**Task goal**: Comb through the entries for "nodokļu" and pull out each line that holds it.

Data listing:
§

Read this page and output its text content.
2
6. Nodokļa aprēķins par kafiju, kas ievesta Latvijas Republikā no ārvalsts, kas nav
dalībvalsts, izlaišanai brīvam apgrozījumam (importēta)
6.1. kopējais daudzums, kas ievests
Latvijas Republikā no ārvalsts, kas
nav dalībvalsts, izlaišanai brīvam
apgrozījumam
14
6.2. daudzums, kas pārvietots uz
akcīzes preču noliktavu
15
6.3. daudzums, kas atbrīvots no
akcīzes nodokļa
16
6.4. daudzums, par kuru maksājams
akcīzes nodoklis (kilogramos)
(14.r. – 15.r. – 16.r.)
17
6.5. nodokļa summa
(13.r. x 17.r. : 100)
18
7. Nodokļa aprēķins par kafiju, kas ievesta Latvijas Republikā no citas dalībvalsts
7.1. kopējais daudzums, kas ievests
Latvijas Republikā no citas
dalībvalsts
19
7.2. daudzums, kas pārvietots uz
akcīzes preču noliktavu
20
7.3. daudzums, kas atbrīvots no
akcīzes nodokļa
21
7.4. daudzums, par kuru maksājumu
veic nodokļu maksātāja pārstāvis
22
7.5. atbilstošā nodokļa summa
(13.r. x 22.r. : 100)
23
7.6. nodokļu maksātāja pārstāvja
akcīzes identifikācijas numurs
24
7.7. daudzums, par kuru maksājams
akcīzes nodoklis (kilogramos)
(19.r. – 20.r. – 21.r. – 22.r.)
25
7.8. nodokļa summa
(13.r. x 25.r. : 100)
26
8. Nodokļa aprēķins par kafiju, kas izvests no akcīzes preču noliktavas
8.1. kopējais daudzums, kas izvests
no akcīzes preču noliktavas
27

§

**Complete response**:
veic nodokļu maksātāja pārstāvis
7.6. nodokļu maksātāja pārstāvja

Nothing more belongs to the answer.